── Data supplied
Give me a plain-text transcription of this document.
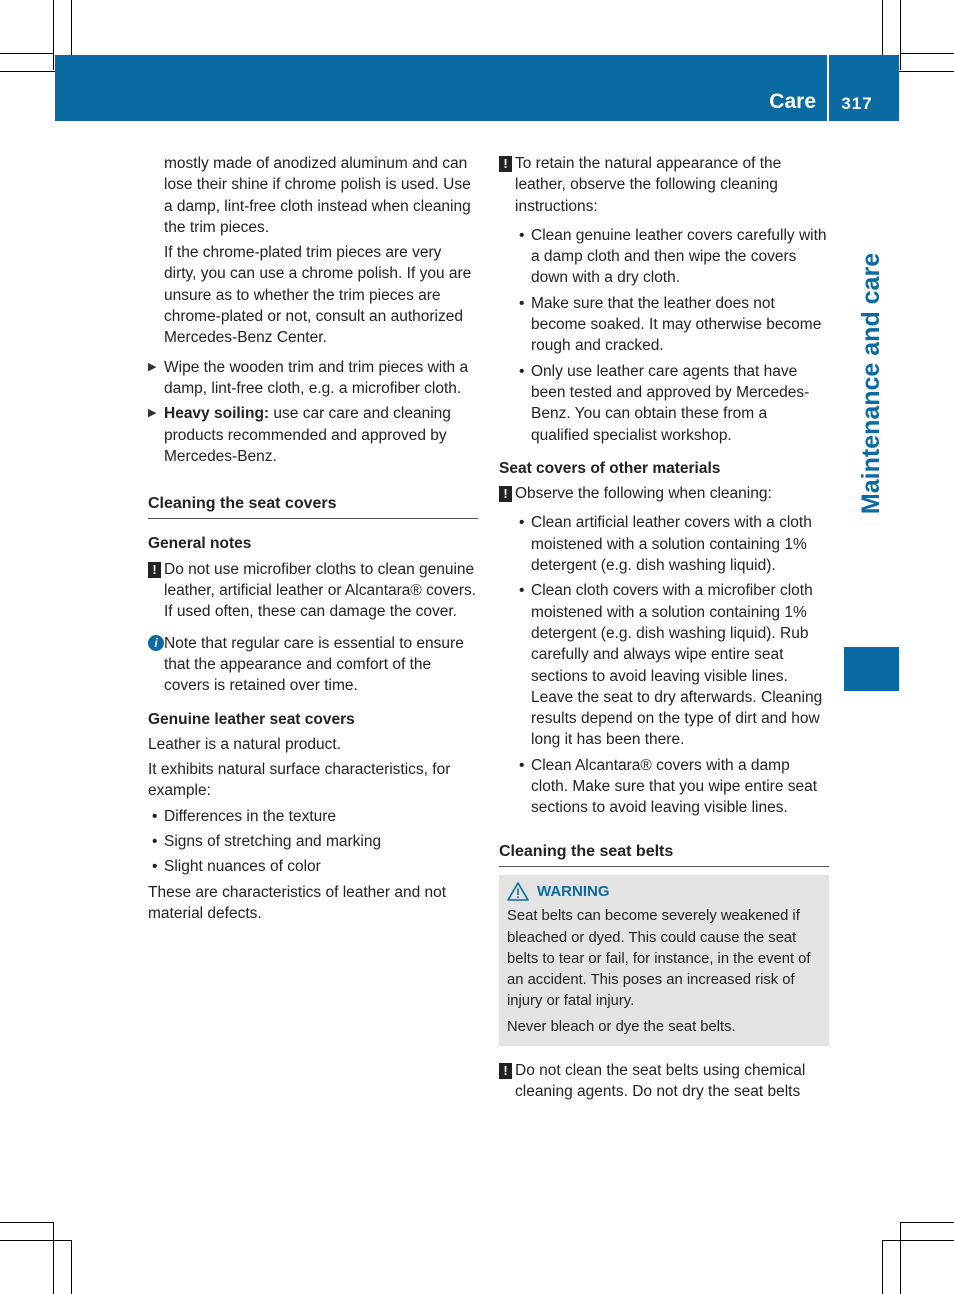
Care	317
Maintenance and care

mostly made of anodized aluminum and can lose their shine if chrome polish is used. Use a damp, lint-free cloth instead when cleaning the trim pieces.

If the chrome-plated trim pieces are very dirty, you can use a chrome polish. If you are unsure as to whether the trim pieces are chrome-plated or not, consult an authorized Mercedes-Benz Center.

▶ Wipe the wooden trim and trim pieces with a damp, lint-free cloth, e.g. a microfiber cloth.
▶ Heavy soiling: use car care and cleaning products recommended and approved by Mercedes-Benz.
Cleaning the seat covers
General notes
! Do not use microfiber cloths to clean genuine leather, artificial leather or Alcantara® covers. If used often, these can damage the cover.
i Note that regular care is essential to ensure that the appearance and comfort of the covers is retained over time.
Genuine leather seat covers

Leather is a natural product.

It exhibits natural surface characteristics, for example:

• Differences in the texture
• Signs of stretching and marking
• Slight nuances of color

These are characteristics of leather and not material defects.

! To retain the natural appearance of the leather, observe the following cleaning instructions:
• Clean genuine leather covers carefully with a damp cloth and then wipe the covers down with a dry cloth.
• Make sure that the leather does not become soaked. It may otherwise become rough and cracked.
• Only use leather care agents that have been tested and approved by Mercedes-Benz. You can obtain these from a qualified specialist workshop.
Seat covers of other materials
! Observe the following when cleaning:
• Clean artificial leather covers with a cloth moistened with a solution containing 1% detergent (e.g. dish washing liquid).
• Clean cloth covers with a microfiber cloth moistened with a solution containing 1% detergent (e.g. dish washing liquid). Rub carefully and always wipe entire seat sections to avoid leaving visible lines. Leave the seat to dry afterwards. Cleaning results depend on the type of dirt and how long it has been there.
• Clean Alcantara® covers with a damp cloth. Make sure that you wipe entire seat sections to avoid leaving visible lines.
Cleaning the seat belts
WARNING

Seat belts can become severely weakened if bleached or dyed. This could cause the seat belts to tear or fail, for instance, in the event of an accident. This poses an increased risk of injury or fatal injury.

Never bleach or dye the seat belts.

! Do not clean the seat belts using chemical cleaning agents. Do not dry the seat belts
────
Pictures don't belong in the copy. Restate all the entries exactly.

**Result for this task:**
Give me a plain-text transcription of this document.
Care	317
Maintenance and care

mostly made of anodized aluminum and can lose their shine if chrome polish is used. Use a damp, lint-free cloth instead when cleaning the trim pieces.

If the chrome-plated trim pieces are very dirty, you can use a chrome polish. If you are unsure as to whether the trim pieces are chrome-plated or not, consult an authorized Mercedes-Benz Center.

▶ Wipe the wooden trim and trim pieces with a damp, lint-free cloth, e.g. a microfiber cloth.
▶ Heavy soiling: use car care and cleaning products recommended and approved by Mercedes-Benz.
Cleaning the seat covers
General notes
! Do not use microfiber cloths to clean genuine leather, artificial leather or Alcantara® covers. If used often, these can damage the cover.
i Note that regular care is essential to ensure that the appearance and comfort of the covers is retained over time.
Genuine leather seat covers

Leather is a natural product.

It exhibits natural surface characteristics, for example:

• Differences in the texture
• Signs of stretching and marking
• Slight nuances of color

These are characteristics of leather and not material defects.

! To retain the natural appearance of the leather, observe the following cleaning instructions:
• Clean genuine leather covers carefully with a damp cloth and then wipe the covers down with a dry cloth.
• Make sure that the leather does not become soaked. It may otherwise become rough and cracked.
• Only use leather care agents that have been tested and approved by Mercedes-Benz. You can obtain these from a qualified specialist workshop.
Seat covers of other materials
! Observe the following when cleaning:
• Clean artificial leather covers with a cloth moistened with a solution containing 1% detergent (e.g. dish washing liquid).
• Clean cloth covers with a microfiber cloth moistened with a solution containing 1% detergent (e.g. dish washing liquid). Rub carefully and always wipe entire seat sections to avoid leaving visible lines. Leave the seat to dry afterwards. Cleaning results depend on the type of dirt and how long it has been there.
• Clean Alcantara® covers with a damp cloth. Make sure that you wipe entire seat sections to avoid leaving visible lines.
Cleaning the seat belts
WARNING

Seat belts can become severely weakened if bleached or dyed. This could cause the seat belts to tear or fail, for instance, in the event of an accident. This poses an increased risk of injury or fatal injury.

Never bleach or dye the seat belts.

! Do not clean the seat belts using chemical cleaning agents. Do not dry the seat belts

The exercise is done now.